Requirement: Take the line that contains "Read all visible content and emit it as JSON." and all lines after it, up to and including the last line of the data, and write them out exactly; nothing else belongs in the answer.

Listing:
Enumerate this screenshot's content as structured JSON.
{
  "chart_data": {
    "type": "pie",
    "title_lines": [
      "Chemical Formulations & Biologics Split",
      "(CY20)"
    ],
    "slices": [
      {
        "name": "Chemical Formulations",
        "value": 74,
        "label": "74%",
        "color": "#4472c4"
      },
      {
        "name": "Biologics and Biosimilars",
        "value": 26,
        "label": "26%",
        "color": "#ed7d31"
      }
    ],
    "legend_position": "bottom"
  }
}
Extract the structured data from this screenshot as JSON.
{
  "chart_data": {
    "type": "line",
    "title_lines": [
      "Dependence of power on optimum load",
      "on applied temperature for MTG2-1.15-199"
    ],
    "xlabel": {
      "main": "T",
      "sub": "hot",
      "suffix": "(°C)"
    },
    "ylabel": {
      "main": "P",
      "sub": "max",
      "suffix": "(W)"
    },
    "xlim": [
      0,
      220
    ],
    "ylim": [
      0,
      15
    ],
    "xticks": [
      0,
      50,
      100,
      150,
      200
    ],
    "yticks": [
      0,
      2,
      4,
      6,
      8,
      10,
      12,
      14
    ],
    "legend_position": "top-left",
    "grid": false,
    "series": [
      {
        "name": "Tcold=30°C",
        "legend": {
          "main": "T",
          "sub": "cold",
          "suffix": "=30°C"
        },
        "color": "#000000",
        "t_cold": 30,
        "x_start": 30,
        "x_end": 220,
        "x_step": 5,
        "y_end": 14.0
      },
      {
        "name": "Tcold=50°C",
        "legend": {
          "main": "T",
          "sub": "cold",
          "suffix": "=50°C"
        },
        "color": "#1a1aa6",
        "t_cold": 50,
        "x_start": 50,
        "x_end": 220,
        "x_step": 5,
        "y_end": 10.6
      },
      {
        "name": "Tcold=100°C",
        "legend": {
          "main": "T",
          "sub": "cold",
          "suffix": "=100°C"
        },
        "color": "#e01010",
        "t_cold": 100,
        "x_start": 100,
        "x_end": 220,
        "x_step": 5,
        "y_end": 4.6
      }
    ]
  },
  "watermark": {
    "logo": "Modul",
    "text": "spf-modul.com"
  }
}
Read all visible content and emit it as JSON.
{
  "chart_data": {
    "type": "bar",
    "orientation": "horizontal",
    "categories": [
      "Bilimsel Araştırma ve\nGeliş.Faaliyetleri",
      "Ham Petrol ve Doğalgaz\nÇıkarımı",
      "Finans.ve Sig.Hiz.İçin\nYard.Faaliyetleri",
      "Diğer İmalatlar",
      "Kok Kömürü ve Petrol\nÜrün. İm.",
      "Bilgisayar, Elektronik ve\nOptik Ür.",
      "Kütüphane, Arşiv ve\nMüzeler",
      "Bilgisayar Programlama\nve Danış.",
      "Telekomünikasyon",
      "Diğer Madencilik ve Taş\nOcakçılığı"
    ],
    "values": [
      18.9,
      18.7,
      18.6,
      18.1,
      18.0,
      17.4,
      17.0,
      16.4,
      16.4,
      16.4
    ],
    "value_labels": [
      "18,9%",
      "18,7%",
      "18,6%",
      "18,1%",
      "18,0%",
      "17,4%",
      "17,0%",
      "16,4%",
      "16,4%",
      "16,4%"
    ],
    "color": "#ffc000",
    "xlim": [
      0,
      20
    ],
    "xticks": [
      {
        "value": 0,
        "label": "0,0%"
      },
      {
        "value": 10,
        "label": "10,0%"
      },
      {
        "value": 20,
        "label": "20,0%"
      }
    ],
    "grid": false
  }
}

Task solution:
Read all visible content and emit it as JSON.
{
  "chart_data": {
    "type": "bar",
    "orientation": "horizontal",
    "categories": [
      "Bilimsel Araştırma ve\nGeliş.Faaliyetleri",
      "Ham Petrol ve Doğalgaz\nÇıkarımı",
      "Finans.ve Sig.Hiz.İçin\nYard.Faaliyetleri",
      "Diğer İmalatlar",
      "Kok Kömürü ve Petrol\nÜrün. İm.",
      "Bilgisayar, Elektronik ve\nOptik Ür.",
      "Kütüphane, Arşiv ve\nMüzeler",
      "Bilgisayar Programlama\nve Danış.",
      "Telekomünikasyon",
      "Diğer Madencilik ve Taş\nOcakçılığı"
    ],
    "values": [
      18.9,
      18.7,
      18.6,
      18.1,
      18.0,
      17.4,
      17.0,
      16.4,
      16.4,
      16.4
    ],
    "value_labels": [
      "18,9%",
      "18,7%",
      "18,6%",
      "18,1%",
      "18,0%",
      "17,4%",
      "17,0%",
      "16,4%",
      "16,4%",
      "16,4%"
    ],
    "color": "#ffc000",
    "xlim": [
      0,
      20
    ],
    "xticks": [
      {
        "value": 0,
        "label": "0,0%"
      },
      {
        "value": 10,
        "label": "10,0%"
      },
      {
        "value": 20,
        "label": "20,0%"
      }
    ],
    "grid": false
  }
}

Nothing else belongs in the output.